#### GIVEN RECORDS

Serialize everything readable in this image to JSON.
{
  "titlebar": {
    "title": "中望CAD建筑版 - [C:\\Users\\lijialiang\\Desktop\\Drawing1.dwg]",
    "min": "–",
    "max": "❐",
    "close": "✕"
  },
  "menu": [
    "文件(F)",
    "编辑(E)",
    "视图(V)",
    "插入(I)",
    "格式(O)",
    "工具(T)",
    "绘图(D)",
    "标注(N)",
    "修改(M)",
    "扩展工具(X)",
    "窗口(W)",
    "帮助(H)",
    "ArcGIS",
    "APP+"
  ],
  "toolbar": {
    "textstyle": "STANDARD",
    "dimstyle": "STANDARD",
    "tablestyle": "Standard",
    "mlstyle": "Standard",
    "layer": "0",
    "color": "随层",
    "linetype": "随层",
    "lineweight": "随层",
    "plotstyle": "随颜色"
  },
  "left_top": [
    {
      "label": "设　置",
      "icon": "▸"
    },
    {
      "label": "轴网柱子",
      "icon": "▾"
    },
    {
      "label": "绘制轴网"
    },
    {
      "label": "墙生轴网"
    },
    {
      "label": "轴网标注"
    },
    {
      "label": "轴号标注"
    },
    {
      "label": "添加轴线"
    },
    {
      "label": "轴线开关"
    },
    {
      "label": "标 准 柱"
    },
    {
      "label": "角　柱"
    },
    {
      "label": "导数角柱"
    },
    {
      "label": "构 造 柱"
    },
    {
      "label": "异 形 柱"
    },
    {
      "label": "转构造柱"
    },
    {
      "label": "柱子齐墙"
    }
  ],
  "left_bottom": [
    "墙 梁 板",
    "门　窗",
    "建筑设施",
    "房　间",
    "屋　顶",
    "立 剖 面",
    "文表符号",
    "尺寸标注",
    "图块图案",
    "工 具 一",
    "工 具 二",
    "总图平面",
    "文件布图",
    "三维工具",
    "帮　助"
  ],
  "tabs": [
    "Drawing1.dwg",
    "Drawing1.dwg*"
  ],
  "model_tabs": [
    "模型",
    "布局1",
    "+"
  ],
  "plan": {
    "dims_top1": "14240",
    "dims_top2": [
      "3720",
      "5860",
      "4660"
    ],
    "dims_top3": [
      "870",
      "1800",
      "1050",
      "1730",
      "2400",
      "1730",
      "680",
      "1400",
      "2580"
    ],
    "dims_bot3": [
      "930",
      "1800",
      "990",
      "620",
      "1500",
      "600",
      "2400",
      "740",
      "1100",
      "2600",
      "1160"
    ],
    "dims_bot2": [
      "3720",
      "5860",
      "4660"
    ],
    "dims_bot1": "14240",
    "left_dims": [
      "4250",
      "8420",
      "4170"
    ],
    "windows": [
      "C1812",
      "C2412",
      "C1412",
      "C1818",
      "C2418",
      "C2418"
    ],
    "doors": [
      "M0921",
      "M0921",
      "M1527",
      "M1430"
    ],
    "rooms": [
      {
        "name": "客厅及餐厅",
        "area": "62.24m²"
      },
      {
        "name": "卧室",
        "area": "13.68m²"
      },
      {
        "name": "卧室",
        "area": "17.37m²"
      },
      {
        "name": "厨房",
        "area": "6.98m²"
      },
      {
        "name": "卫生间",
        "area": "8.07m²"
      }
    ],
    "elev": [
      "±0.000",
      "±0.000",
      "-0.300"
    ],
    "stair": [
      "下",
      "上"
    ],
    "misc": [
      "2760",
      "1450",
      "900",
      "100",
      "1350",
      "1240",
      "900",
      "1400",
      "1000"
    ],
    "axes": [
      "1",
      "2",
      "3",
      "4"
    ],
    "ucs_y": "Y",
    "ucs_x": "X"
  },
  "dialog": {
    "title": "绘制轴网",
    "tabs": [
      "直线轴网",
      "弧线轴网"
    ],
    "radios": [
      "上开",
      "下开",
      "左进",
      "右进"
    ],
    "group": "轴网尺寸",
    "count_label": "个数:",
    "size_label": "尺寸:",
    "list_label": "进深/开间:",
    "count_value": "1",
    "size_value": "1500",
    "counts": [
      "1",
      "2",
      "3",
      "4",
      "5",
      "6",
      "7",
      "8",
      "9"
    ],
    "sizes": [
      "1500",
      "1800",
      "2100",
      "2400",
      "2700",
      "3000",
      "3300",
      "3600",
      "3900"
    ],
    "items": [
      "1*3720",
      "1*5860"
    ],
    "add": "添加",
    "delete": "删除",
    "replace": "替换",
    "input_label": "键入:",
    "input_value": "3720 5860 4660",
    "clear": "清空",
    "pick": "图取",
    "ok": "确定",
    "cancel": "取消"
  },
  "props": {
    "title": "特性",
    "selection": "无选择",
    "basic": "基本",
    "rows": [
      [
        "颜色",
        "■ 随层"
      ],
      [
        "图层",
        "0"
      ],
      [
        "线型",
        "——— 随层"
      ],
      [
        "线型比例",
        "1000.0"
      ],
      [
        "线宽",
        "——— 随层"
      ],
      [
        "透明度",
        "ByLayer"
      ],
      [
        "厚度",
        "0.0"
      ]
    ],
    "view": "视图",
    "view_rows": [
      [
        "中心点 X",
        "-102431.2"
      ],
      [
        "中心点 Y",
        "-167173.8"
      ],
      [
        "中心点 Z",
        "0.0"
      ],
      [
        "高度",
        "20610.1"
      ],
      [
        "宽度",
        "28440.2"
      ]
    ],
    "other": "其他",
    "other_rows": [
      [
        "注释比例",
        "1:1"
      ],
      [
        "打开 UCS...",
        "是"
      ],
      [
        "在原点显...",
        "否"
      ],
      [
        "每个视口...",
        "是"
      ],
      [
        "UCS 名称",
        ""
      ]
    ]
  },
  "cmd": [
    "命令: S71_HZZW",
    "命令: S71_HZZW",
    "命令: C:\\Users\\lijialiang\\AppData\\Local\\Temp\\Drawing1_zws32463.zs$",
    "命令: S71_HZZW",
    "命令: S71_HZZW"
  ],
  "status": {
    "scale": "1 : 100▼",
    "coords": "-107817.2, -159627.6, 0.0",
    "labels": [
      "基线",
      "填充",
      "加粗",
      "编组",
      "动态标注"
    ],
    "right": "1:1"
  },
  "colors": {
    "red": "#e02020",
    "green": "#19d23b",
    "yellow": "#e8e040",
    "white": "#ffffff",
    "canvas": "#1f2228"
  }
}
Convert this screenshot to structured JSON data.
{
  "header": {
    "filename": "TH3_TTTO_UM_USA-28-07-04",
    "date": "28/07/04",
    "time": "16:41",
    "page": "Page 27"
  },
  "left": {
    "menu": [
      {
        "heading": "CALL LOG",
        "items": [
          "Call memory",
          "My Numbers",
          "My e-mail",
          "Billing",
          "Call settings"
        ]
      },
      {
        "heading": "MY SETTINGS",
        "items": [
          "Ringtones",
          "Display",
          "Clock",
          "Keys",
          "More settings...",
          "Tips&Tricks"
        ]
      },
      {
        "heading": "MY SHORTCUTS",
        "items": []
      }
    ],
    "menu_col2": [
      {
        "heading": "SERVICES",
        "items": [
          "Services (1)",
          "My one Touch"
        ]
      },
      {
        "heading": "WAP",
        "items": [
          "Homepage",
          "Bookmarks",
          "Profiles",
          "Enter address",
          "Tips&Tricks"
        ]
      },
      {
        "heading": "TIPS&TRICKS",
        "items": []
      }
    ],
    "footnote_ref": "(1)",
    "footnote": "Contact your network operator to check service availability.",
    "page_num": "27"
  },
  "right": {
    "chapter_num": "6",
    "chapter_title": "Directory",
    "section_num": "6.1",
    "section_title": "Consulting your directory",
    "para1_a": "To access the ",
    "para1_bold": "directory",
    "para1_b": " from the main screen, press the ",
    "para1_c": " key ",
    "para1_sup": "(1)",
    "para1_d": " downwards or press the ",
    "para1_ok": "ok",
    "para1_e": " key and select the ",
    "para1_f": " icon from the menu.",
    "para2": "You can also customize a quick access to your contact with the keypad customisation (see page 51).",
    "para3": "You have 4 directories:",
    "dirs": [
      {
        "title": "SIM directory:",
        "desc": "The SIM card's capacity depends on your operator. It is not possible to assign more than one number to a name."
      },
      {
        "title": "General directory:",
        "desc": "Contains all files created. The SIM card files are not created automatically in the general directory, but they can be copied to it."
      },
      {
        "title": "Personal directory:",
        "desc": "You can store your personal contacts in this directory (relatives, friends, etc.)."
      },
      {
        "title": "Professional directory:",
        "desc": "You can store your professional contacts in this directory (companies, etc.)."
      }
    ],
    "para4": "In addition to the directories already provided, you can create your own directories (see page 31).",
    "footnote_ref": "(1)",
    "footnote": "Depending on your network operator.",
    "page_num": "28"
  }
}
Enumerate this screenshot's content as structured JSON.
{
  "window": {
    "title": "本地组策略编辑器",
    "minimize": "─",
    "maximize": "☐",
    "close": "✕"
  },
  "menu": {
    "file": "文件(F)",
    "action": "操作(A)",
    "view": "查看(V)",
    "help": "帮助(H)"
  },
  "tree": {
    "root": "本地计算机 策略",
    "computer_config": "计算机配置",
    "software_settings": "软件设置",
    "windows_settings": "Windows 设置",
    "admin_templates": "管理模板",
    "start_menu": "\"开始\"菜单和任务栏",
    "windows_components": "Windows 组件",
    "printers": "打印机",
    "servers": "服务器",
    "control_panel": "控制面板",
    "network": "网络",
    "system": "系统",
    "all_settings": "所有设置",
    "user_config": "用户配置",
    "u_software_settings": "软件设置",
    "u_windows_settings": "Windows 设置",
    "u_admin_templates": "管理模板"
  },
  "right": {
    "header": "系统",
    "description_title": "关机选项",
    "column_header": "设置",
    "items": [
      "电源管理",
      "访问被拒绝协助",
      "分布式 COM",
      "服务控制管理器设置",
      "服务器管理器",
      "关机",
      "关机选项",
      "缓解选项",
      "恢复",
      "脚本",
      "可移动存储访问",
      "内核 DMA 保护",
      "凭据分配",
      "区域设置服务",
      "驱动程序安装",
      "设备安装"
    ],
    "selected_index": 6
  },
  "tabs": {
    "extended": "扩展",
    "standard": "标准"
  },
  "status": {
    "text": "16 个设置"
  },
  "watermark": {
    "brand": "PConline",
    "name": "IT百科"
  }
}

########

■ EXERCISE REQUIREMENTS
Look above for lines with the word "access" and copy them all.

■ RESULT FOR THIS EXERCISE
    "para1_a": "To access the ",
    "para2": "You can also customize a quick access to your contact with the keypad customisation (see page 51).",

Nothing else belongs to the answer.